--- begin RECORDS TO PROCESS ---

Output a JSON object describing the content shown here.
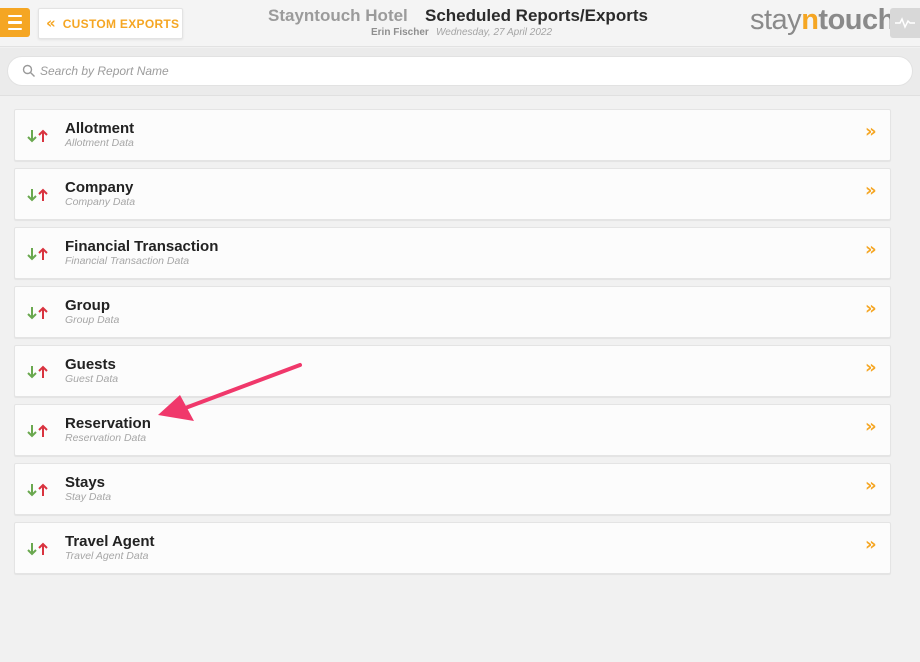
{
  "header": {
    "back_label": "CUSTOM EXPORTS",
    "hotel_name": "Stayntouch Hotel",
    "page_title": "Scheduled Reports/Exports",
    "user_name": "Erin Fischer",
    "date": "Wednesday, 27 April 2022",
    "logo_stay": "stay",
    "logo_n": "n",
    "logo_touch": "touch"
  },
  "search": {
    "placeholder": "Search by Report Name",
    "value": ""
  },
  "reports": [
    {
      "title": "Allotment",
      "subtitle": "Allotment Data"
    },
    {
      "title": "Company",
      "subtitle": "Company Data"
    },
    {
      "title": "Financial Transaction",
      "subtitle": "Financial Transaction Data"
    },
    {
      "title": "Group",
      "subtitle": "Group Data"
    },
    {
      "title": "Guests",
      "subtitle": "Guest Data"
    },
    {
      "title": "Reservation",
      "subtitle": "Reservation Data"
    },
    {
      "title": "Stays",
      "subtitle": "Stay Data"
    },
    {
      "title": "Travel Agent",
      "subtitle": "Travel Agent Data"
    }
  ],
  "icons": {
    "menu": "hamburger-icon",
    "back": "double-chevron-left-icon",
    "activity": "activity-pulse-icon",
    "search": "search-icon",
    "sort": "sort-arrows-icon",
    "go": "double-chevron-right-icon"
  },
  "colors": {
    "accent": "#f5a623",
    "sort_down": "#6aa84f",
    "sort_up": "#d9333f",
    "annotation": "#f0386b"
  }
}
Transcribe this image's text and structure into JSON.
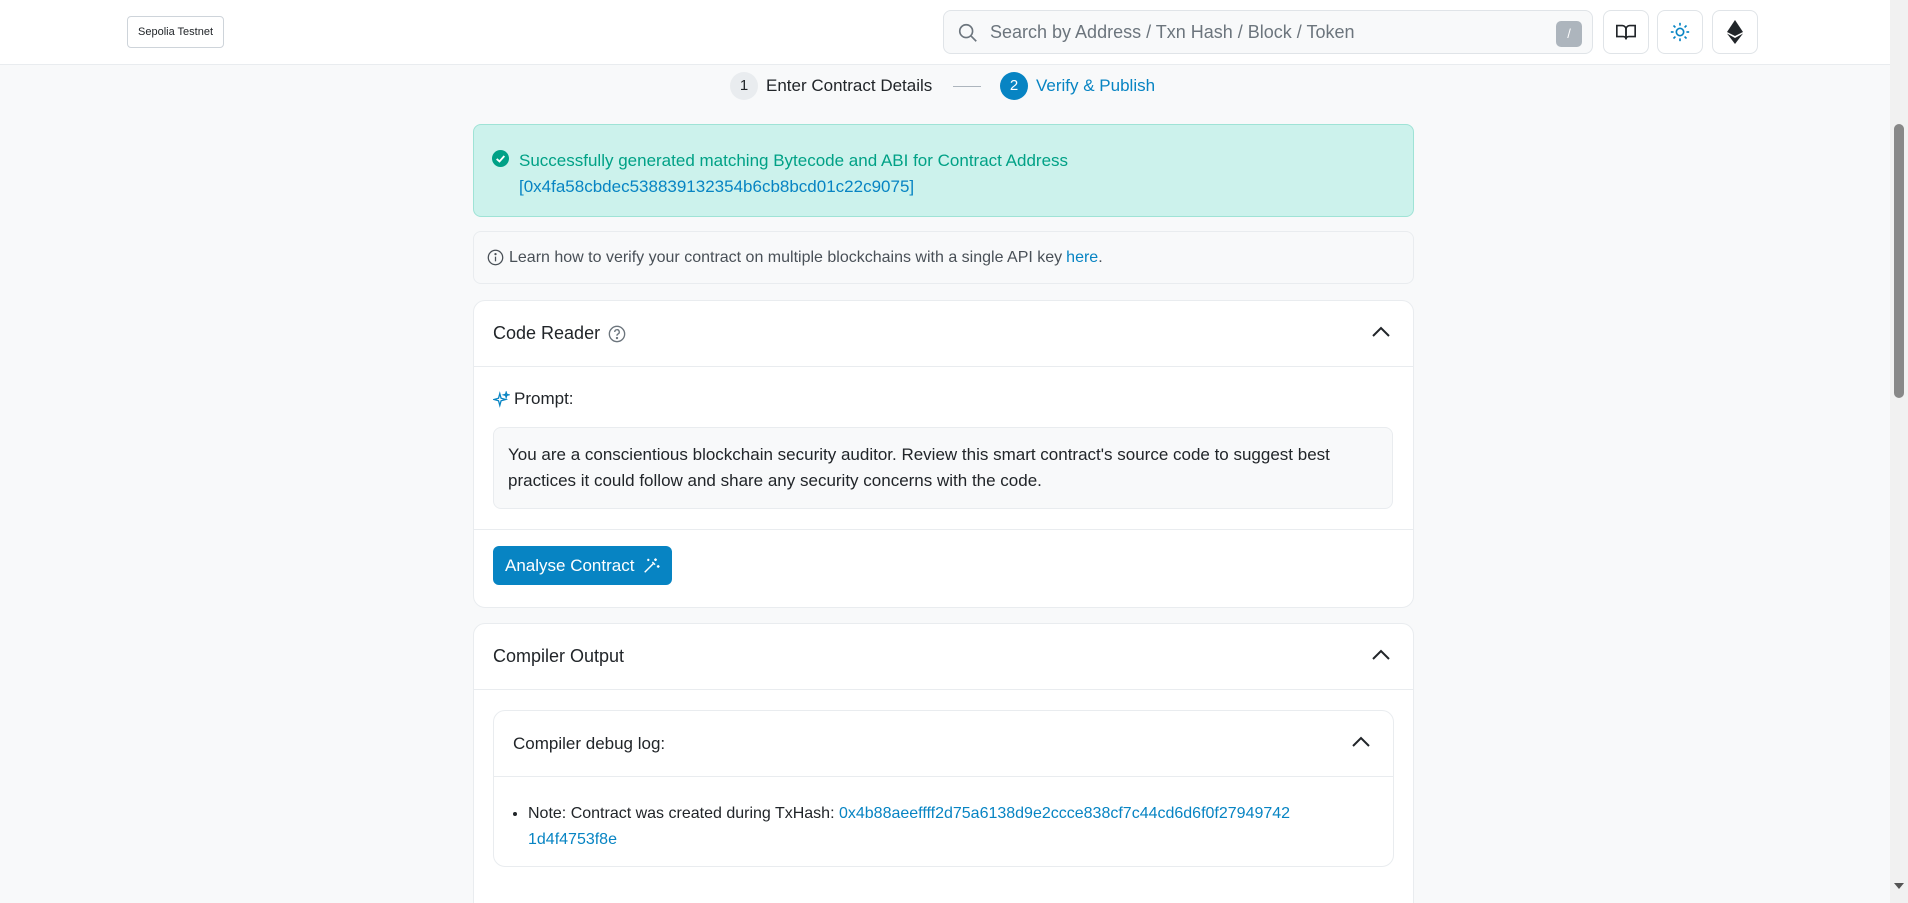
{
  "header": {
    "network_badge": "Sepolia Testnet",
    "search": {
      "placeholder": "Search by Address / Txn Hash / Block / Token",
      "shortcut": "/"
    },
    "buttons": [
      {
        "icon": "book-icon"
      },
      {
        "icon": "sun-icon"
      },
      {
        "icon": "ethereum-icon"
      }
    ]
  },
  "stepper": {
    "steps": [
      {
        "number": "1",
        "label": "Enter Contract Details",
        "state": "done"
      },
      {
        "number": "2",
        "label": "Verify & Publish",
        "state": "active"
      }
    ]
  },
  "alert": {
    "message": "Successfully generated matching Bytecode and ABI for Contract Address",
    "address": "[0x4fa58cbdec538839132354b6cb8bcd01c22c9075]"
  },
  "info": {
    "text": "Learn how to verify your contract on multiple blockchains with a single API key",
    "link": "here",
    "suffix": "."
  },
  "code_reader": {
    "title": "Code Reader",
    "prompt_label": "Prompt:",
    "prompt_text": "You are a conscientious blockchain security auditor. Review this smart contract's source code to suggest best practices it could follow and share any security concerns with the code.",
    "button_label": "Analyse Contract"
  },
  "compiler_output": {
    "title": "Compiler Output",
    "debug_log": {
      "title": "Compiler debug log:",
      "note_prefix": "Note: Contract was created during TxHash:",
      "tx_hash_line1": "0x4b88aeeffff2d75a6138d9e2ccce838cf7c44cd6d6f0f27949742",
      "tx_hash_line2": "1d4f4753f8e"
    }
  },
  "colors": {
    "accent": "#0784c3",
    "success_bg": "#ccf2ec",
    "success_text": "#00a186"
  }
}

--- end RECORDS TO PROCESS ---

• DO THIS
Pull out all lines from the listing that contain the string "Reservation".

• RESULT
      "title": "Reservation",
      "subtitle": "Reservation Data"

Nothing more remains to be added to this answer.